Task requirements ::
List all lines of the data containing the word "letter".

Given data ::
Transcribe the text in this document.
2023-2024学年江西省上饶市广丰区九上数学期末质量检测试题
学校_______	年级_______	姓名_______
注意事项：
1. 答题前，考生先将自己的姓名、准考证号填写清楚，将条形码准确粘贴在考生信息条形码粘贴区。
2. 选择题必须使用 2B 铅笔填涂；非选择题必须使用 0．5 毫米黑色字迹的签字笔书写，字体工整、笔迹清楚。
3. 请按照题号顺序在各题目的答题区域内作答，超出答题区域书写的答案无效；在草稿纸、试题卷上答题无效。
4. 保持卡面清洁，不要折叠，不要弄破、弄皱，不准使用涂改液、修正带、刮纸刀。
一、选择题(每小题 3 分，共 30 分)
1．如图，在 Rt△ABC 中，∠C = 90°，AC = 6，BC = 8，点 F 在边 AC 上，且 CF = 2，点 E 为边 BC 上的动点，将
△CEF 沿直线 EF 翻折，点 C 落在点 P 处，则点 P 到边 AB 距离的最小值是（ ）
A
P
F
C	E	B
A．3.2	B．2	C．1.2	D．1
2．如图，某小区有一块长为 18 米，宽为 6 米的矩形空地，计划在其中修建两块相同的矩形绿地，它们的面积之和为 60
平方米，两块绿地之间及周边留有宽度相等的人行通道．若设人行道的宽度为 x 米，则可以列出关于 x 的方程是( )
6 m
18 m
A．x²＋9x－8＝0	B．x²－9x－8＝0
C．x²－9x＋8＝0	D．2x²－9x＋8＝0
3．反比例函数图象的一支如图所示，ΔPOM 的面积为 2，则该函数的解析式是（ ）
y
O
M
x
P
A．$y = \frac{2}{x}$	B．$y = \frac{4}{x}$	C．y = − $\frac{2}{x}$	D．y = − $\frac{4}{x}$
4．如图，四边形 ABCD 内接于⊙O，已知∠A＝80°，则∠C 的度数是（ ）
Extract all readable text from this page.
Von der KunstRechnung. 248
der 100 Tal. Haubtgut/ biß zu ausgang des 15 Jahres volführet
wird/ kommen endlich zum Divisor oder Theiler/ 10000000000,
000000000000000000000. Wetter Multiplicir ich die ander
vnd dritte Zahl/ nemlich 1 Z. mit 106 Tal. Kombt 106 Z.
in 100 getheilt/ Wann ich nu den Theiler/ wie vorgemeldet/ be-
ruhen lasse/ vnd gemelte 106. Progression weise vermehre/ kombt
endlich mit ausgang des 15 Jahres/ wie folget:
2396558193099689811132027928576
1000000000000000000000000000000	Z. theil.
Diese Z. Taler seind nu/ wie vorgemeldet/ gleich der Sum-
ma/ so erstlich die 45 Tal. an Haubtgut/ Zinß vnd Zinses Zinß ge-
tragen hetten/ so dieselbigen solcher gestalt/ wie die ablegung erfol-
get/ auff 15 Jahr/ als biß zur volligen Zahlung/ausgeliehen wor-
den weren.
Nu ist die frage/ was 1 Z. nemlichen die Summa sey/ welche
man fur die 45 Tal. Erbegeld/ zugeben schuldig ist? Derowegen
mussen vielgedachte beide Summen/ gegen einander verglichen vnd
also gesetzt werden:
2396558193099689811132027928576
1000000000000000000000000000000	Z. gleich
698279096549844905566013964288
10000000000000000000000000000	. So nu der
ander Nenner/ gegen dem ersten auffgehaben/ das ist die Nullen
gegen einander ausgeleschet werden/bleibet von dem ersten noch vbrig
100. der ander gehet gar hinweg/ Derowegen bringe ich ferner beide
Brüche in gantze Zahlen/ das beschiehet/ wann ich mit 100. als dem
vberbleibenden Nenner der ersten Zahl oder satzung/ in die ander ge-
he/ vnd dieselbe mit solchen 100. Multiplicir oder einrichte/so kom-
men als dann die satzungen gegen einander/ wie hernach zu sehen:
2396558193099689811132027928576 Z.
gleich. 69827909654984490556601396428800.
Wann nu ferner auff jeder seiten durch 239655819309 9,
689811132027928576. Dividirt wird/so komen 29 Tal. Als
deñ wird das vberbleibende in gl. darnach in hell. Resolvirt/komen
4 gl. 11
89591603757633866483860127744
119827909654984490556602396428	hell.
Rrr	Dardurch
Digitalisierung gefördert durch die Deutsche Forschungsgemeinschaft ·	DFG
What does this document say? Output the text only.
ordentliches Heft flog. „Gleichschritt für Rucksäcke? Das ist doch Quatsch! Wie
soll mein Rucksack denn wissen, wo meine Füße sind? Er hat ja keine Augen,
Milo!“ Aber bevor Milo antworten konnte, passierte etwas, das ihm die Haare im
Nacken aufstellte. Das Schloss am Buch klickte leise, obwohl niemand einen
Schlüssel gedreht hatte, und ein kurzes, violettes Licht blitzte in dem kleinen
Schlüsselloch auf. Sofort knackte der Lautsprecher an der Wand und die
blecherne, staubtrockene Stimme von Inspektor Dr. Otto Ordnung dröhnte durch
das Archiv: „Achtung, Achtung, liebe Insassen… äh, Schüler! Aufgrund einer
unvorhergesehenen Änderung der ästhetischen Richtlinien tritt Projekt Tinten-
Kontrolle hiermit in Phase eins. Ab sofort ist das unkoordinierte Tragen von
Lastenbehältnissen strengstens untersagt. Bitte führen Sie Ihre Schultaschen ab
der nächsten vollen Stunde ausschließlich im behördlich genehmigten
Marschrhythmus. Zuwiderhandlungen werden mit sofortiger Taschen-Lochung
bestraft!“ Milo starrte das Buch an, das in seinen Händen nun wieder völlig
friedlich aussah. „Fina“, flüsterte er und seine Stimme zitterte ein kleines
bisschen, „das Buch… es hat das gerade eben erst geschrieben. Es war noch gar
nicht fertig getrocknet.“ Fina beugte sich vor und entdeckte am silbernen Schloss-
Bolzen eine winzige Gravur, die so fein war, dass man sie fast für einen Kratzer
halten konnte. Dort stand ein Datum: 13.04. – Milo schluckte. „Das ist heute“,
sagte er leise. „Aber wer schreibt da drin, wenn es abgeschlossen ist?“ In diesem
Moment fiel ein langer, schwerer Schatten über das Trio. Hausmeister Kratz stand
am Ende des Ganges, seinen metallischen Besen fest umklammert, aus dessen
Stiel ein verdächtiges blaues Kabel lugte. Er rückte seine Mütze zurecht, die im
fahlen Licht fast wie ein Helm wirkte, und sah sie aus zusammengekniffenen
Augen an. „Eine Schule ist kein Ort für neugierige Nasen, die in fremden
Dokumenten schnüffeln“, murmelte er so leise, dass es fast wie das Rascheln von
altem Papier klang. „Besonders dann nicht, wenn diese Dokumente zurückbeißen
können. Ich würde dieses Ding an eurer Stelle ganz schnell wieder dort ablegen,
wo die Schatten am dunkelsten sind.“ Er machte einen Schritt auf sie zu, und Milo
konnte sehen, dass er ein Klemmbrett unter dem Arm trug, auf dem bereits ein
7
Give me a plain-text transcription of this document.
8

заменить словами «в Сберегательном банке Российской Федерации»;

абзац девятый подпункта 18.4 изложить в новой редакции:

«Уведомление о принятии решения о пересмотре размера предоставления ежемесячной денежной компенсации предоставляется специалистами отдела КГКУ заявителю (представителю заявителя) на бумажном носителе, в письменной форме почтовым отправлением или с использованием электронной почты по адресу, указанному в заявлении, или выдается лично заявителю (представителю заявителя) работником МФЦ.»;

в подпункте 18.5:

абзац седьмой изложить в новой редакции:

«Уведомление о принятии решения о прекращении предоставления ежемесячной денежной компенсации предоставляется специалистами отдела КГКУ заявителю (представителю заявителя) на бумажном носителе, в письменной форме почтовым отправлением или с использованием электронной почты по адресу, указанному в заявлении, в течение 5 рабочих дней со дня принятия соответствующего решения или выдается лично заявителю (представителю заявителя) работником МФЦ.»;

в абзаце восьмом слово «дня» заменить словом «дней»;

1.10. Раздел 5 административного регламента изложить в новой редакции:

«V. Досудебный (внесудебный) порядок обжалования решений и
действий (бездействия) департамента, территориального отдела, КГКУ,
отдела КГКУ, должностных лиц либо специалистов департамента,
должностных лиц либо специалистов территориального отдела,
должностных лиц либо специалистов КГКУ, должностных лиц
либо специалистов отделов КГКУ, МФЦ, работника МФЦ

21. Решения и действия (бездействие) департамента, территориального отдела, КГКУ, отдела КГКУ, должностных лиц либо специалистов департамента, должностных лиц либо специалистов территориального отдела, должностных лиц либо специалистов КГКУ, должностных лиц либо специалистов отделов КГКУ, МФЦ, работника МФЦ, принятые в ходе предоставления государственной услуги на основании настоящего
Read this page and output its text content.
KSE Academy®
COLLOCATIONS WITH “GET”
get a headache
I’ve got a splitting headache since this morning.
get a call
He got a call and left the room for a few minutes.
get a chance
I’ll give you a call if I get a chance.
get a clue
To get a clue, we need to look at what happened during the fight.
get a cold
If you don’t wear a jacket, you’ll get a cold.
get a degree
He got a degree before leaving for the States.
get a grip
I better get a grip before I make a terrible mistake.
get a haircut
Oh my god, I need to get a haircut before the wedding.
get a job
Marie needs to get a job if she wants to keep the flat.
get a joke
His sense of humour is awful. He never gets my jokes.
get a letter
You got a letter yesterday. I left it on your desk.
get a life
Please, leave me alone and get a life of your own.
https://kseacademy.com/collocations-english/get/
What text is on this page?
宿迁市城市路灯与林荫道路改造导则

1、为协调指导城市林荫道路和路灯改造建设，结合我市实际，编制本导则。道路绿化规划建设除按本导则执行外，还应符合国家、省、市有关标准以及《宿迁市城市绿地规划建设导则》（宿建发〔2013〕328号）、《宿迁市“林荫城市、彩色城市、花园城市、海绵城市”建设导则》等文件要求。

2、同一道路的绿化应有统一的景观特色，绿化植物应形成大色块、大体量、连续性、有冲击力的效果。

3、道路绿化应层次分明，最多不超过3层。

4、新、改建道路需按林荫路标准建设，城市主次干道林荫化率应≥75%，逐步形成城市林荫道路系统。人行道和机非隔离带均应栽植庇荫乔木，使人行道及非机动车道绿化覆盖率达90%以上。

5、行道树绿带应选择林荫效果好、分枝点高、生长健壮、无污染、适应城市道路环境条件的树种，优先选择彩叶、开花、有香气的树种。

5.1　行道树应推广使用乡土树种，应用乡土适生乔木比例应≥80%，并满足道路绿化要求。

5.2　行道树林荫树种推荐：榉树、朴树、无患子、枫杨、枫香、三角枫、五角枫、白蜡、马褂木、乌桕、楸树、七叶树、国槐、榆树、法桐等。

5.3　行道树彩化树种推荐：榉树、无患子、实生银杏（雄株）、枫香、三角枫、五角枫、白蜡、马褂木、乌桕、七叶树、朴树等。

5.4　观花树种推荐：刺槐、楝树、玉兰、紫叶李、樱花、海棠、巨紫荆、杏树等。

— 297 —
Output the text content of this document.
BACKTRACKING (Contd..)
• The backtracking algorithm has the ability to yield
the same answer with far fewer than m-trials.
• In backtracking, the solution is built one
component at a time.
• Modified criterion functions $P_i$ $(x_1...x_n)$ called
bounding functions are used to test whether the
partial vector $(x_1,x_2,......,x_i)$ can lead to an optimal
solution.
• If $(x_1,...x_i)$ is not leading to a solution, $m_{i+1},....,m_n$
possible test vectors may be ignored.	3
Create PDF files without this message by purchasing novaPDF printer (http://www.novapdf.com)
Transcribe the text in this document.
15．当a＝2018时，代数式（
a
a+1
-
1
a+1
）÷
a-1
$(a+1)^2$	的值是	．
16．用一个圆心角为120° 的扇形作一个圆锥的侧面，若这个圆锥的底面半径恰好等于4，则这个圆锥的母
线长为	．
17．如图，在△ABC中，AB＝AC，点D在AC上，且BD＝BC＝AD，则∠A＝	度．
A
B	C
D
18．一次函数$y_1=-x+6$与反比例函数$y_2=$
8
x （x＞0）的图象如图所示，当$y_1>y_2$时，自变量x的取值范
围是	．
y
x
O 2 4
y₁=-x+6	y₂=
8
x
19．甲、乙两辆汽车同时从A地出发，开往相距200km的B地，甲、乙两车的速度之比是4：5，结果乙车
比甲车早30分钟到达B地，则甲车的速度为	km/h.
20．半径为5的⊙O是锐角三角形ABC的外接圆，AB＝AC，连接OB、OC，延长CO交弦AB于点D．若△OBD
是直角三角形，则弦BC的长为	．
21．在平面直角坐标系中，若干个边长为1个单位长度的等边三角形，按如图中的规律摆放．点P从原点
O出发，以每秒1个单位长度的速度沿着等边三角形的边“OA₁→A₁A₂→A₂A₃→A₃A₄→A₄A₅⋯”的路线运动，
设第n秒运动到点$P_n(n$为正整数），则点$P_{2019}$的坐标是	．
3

Complete answer ::
get a letter
You got a letter yesterday. I left it on your desk.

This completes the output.